— BEGIN DOCUMENT PASSAGE —
However, it is already agreed that BIOPHYTIS has an option right (hereinafter “the Option”) for a worldwide exclusive licence in all areas with the right to sublicense.
This Option must be exercised by written notice sent to IDF Innov, on behalf of UPDescartes, at any time by BIOPHYTIS and no later than six (6) months following the end of the Study and by the presentation of a development plan submitted to UPDescartes or IDF Innov indicating the valuation scheme envisaged by BIOPHYTIS (hereinafter the “Development Plan”).
Receipt of this letter shall open a six (6) month negotiation period during which the Parties (or their representative) undertake to negotiate a licence agreement diligently and in good faith.
BIOPHYTIS shall make its best efforts to ensure that the Results from the Study and for which BIOPHYTIS has exercised the Option are exploited. In the event that BIOPHYTIS waives the use of said Results or does not undertake development work in view of their exploitation within eighteen (18) months following the date of signature of the operating agreement, BIOPHYTIS undertakes to transfer UPDescartes free of charge its share of ownership of the Results arising from the patented Study or not.
— END DOCUMENT PASSAGE —
— BEGIN DATASET SECTION —
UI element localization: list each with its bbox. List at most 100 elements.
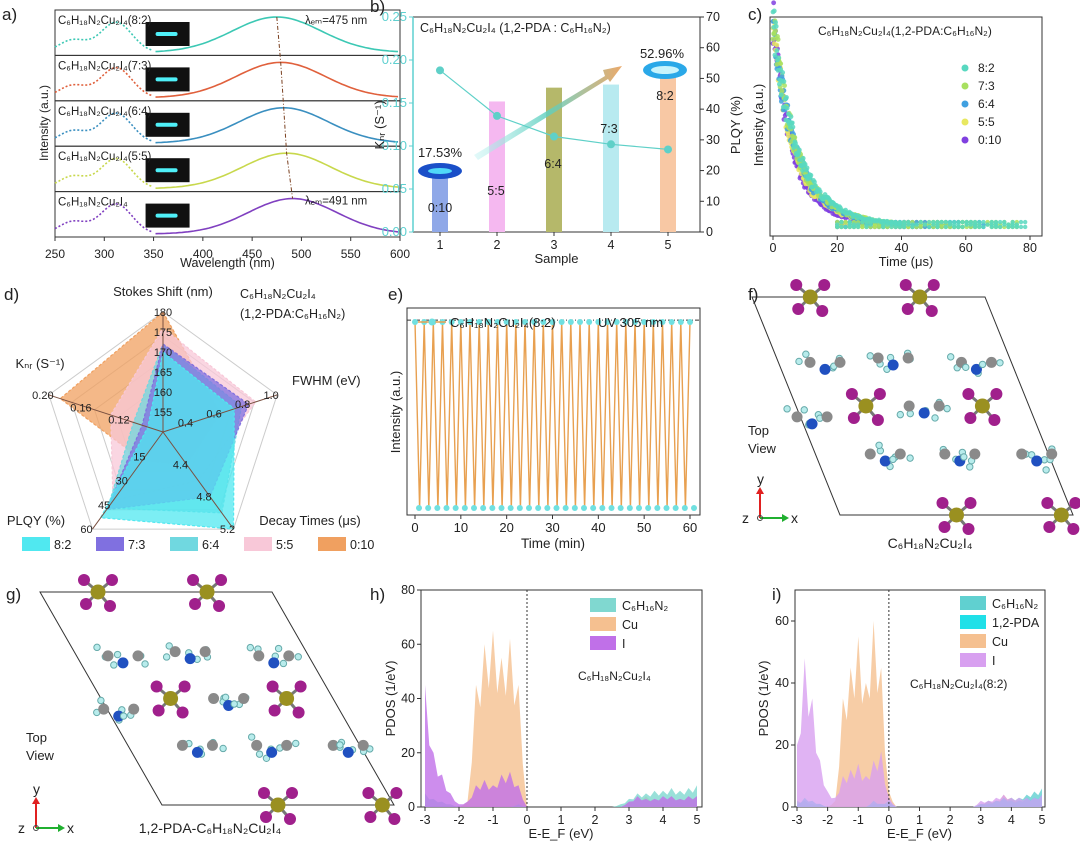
— END DATASET SECTION —
- COMPLETE THE FOLLOWING
[A] Answer these about the passage on the BIOPHYTIS license option, marking each answer (i), (ii), (iii):
(i) To whom must the written notice exercising the Option be sent?
(ii) How long is the negotiation period that opens on receipt of that letter?
(iii) Within how many months after signature of the operating agreement must BIOPHYTIS undertake development work to avoid transferring its share of the Results?
[B] Please reproduce the passage on the BIOPHYTIS license option between "Receipt of this" and "Study or not.", inclusive.
[C] Pick up the passage on the BIOPHYTIS license option where it stops and keep writing it.

- ANSWERS TO THE EXERCISES
[A]
(i) IDF Innov, on behalf of UPDescartes
(ii) Six (6) months
(iii) Eighteen (18) months

[B]
Receipt of this letter shall open a six (6) month negotiation period during which the Parties (or their representative) undertake to negotiate a licence agreement diligently and in good faith.
BIOPHYTIS shall make its best efforts to ensure that the Results from the Study and for which BIOPHYTIS has exercised the Option are exploited. In the event that BIOPHYTIS waives the use of said Results or does not undertake development work in view of their exploitation within eighteen (18) months following the date of signature of the operating agreement, BIOPHYTIS undertakes to transfer UPDescartes free of charge its share of ownership of the Results arising from the patented Study or not.

[C]
In the event of a negative notification by BIOPHYTIS or lack of response within the time limit set above, it is hereby agreed that IDF Innov may freely negotiate and grant an exclusive and worldwide licence for exploitation to a Third Party in any field, for industrial or commercial purposes, of patented and unpatented Results of the Study.
It is already agreed between the Parties that any direct and/or indirect use by a Party of the Results, patented or not, patentable or not, held in co-ownership, shall involve fair financial compensation for the benefit of the other Party, in accordance with the terms and conditions defined later in the aforementioned operating agreement and taking into account the co-ownership shares.
The Party shall use the Results, directly or indirectly, at its sole expense, risk and peril.
Article 7 - Confidentiality
7.1. Each Party undertakes not to disclose directly or indirectly to Third Parties any information received from the other Parties during the preparation or performance of this Agreement or of which it has become aware in the context of the performance hereof, without the prior written consent of such other Party. The content of this Agreement is considered by the Parties as Confidential Information.
7.2. Each Party shall remain the owner of the Confidential Information it communicates.
7.3. The Receiving Party shall only be entitled to disclose the Confidential Information to members of its staff or to any expert or consultant bound by a confidentiality undertaking having effects at least equivalent to those of this Article 8, and under its entire responsibility, and only in the context of the subject matter of this Agreement.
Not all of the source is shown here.